>> BEGIN Material supplied
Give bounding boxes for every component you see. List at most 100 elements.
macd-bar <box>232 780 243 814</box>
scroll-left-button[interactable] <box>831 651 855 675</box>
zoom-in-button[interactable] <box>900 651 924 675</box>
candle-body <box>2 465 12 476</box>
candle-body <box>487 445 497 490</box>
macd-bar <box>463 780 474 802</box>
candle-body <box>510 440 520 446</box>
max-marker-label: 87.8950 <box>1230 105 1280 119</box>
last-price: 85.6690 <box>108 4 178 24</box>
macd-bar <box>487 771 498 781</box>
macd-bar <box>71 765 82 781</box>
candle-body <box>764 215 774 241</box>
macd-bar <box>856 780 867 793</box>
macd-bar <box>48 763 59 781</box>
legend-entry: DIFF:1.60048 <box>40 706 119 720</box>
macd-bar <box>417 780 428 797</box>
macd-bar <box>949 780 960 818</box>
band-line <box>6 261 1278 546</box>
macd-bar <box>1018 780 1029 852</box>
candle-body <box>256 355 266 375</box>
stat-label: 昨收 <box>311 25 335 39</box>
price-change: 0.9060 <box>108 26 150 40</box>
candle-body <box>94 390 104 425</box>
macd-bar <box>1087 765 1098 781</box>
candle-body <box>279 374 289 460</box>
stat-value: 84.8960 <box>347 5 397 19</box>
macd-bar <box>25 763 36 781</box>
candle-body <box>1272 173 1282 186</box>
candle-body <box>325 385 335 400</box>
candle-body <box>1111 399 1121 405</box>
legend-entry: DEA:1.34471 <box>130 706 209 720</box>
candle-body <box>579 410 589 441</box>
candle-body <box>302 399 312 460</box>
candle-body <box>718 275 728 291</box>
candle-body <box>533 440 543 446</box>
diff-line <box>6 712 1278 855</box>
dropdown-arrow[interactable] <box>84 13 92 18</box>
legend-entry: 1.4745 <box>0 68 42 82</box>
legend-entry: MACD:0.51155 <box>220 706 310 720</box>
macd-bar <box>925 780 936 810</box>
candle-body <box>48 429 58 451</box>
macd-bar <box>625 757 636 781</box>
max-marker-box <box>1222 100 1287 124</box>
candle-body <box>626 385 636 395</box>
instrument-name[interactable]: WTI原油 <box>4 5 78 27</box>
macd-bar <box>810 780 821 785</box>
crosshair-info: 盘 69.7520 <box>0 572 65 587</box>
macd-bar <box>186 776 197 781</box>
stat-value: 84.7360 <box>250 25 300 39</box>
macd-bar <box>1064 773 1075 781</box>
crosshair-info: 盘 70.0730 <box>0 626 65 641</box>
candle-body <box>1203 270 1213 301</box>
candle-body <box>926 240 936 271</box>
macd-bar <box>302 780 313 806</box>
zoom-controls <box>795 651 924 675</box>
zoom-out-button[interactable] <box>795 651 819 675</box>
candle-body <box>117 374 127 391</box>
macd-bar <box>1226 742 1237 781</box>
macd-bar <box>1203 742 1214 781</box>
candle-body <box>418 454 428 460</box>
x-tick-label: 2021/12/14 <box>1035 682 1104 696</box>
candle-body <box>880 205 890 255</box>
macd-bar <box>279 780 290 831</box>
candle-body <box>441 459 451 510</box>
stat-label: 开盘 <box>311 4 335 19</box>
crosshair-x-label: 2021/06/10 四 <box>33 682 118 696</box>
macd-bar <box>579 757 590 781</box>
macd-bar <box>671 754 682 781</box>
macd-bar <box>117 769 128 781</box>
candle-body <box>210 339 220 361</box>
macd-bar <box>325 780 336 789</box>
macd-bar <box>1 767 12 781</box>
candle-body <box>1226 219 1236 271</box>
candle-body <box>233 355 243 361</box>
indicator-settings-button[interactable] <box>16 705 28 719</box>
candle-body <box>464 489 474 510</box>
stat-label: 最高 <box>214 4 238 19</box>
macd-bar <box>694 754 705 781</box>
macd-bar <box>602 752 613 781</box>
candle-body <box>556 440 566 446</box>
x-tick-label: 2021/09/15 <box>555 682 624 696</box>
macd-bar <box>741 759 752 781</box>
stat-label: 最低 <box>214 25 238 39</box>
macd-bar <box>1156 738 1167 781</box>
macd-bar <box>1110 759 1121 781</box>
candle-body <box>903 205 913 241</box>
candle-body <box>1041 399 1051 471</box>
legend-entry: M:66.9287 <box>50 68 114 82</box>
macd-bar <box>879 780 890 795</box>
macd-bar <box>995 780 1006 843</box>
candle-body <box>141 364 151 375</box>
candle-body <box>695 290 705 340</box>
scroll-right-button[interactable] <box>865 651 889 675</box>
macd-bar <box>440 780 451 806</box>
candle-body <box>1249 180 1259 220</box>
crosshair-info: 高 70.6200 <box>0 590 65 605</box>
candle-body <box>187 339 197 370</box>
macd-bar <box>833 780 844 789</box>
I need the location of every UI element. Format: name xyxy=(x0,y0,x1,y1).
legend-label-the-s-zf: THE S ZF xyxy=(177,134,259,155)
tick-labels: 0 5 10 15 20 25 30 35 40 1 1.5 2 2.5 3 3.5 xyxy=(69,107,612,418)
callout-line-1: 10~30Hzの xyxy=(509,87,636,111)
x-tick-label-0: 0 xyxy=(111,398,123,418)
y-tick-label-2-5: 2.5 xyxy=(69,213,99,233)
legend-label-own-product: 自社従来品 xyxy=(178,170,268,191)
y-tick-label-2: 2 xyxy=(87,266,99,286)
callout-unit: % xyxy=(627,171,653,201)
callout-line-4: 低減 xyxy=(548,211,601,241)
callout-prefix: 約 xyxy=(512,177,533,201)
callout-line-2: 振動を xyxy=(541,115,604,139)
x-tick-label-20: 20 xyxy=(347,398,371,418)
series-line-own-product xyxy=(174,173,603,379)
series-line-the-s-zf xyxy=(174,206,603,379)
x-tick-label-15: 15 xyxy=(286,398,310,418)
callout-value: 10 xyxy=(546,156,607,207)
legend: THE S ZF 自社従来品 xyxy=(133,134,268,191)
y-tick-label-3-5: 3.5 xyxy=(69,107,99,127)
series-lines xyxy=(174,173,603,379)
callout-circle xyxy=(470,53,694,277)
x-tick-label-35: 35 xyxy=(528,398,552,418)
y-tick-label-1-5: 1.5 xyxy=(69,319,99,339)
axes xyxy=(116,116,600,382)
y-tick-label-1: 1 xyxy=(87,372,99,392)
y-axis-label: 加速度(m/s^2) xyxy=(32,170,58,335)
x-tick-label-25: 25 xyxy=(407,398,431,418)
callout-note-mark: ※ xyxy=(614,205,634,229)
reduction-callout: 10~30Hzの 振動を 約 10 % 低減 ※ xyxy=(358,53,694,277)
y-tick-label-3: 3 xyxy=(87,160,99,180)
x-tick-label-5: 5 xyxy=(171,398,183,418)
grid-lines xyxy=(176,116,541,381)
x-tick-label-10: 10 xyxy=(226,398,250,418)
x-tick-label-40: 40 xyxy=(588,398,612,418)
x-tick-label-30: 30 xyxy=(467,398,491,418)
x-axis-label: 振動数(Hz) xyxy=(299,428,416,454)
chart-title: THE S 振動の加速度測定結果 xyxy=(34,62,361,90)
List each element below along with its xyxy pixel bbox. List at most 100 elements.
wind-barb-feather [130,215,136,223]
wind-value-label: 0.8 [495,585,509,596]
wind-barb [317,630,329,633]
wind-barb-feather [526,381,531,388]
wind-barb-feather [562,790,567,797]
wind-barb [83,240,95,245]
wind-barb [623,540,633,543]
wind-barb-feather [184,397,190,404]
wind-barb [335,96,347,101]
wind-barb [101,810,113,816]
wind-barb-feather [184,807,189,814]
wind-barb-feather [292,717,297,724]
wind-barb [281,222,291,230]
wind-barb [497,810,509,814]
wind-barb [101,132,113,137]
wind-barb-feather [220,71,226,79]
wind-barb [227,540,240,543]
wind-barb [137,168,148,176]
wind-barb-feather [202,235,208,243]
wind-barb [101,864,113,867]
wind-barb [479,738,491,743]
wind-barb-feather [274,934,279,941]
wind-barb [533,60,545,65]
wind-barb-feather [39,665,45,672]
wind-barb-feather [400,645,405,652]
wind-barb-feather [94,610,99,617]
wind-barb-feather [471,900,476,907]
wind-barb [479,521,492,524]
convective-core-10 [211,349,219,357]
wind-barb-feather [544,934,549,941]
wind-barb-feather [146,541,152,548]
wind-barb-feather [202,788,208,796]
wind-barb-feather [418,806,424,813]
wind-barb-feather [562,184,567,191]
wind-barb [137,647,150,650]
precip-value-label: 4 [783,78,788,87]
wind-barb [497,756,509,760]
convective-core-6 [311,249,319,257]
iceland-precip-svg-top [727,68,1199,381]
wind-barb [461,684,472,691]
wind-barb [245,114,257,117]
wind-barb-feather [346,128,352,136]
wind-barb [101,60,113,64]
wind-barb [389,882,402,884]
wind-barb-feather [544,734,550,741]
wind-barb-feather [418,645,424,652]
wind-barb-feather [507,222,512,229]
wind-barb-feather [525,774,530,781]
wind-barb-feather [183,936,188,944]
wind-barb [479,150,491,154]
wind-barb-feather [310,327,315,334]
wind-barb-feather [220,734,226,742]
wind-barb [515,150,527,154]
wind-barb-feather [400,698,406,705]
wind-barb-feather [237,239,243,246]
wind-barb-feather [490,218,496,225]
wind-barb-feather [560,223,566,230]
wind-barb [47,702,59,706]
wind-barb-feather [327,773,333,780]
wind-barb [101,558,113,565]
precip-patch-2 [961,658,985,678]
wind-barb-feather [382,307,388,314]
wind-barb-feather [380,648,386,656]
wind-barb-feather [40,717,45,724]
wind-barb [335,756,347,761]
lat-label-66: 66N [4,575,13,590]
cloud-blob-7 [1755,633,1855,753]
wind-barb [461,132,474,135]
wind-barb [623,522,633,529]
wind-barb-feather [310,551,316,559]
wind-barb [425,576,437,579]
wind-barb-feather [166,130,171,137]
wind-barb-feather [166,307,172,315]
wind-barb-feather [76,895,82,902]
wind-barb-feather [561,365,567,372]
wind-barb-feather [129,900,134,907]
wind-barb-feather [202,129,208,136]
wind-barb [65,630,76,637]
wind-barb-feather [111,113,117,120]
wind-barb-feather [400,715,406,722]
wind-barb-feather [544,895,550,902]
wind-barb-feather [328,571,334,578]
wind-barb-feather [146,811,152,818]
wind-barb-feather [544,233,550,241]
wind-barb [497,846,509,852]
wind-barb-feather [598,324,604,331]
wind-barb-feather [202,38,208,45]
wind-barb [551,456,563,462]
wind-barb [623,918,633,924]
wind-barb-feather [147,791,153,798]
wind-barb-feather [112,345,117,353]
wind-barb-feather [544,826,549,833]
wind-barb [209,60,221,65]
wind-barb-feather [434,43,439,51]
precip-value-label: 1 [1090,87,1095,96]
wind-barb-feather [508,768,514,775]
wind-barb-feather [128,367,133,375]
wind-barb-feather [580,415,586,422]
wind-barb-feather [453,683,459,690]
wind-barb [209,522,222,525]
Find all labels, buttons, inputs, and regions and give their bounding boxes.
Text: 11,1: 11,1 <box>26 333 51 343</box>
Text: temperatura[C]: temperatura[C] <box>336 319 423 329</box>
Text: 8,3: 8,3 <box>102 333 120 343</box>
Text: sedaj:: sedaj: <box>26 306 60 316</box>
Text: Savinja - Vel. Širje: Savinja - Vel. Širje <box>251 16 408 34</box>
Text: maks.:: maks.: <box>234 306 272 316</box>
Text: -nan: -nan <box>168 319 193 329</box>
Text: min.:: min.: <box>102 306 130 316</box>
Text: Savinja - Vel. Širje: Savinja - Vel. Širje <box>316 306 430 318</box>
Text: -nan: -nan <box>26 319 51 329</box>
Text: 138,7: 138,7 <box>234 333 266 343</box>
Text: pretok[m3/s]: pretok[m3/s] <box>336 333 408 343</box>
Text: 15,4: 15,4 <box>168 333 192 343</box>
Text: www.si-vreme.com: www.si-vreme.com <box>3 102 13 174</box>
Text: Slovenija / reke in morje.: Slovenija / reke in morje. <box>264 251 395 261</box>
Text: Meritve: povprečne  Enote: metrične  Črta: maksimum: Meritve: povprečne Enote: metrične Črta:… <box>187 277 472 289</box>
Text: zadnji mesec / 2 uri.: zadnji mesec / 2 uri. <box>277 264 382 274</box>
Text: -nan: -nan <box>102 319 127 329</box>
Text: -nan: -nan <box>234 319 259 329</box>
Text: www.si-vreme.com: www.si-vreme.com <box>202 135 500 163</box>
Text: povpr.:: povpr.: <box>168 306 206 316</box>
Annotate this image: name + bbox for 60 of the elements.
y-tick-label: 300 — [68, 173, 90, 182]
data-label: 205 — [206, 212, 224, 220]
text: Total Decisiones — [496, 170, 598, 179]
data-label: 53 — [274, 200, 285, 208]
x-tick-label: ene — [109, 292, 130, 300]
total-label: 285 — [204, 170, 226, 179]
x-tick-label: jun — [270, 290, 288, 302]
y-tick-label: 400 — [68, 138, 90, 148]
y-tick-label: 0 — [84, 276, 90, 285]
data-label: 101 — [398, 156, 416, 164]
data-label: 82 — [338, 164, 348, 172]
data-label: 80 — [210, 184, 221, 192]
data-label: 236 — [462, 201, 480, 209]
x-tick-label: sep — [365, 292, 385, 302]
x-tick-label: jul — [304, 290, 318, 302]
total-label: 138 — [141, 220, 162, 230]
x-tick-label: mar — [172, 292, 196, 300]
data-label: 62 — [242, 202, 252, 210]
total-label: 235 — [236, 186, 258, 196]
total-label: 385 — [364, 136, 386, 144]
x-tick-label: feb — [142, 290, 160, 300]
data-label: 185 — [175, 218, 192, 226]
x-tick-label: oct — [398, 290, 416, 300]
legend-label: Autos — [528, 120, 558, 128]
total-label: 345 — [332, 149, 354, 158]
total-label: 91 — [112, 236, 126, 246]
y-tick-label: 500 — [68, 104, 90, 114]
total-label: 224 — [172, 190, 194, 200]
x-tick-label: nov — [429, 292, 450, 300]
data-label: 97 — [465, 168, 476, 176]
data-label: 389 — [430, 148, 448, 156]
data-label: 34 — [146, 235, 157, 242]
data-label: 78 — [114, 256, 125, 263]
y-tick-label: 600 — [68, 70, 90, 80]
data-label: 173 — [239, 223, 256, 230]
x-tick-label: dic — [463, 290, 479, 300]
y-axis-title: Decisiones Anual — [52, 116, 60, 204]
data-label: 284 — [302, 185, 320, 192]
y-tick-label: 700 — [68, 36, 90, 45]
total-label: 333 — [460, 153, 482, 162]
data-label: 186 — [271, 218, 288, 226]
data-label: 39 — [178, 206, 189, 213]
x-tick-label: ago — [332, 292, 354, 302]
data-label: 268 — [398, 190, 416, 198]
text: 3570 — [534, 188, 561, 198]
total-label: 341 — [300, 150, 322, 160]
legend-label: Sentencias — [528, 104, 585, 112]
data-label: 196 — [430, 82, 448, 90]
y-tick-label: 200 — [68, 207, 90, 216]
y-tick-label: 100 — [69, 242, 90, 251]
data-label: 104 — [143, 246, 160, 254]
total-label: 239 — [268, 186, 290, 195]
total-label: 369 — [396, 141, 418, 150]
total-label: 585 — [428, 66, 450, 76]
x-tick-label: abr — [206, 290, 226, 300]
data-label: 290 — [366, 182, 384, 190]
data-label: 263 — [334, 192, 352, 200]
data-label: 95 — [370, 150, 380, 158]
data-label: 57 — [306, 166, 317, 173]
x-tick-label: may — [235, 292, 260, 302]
>> END Material supplied
Requirements
Rewrite the listing from its first line up to and including the line with "candle-body <box>94 390 104 425</box>", changing every "macd-bar" to "histogram-bar" and leaving everything else unchanged.

Task solution
Give bounding boxes for every component you see. List at most 100 elements.
histogram-bar <box>232 780 243 814</box>
scroll-left-button[interactable] <box>831 651 855 675</box>
zoom-in-button[interactable] <box>900 651 924 675</box>
candle-body <box>2 465 12 476</box>
candle-body <box>487 445 497 490</box>
histogram-bar <box>463 780 474 802</box>
candle-body <box>510 440 520 446</box>
max-marker-label: 87.8950 <box>1230 105 1280 119</box>
last-price: 85.6690 <box>108 4 178 24</box>
histogram-bar <box>487 771 498 781</box>
histogram-bar <box>71 765 82 781</box>
candle-body <box>764 215 774 241</box>
histogram-bar <box>856 780 867 793</box>
histogram-bar <box>48 763 59 781</box>
legend-entry: DIFF:1.60048 <box>40 706 119 720</box>
histogram-bar <box>417 780 428 797</box>
histogram-bar <box>949 780 960 818</box>
band-line <box>6 261 1278 546</box>
histogram-bar <box>1018 780 1029 852</box>
candle-body <box>256 355 266 375</box>
stat-label: 昨收 <box>311 25 335 39</box>
price-change: 0.9060 <box>108 26 150 40</box>
candle-body <box>94 390 104 425</box>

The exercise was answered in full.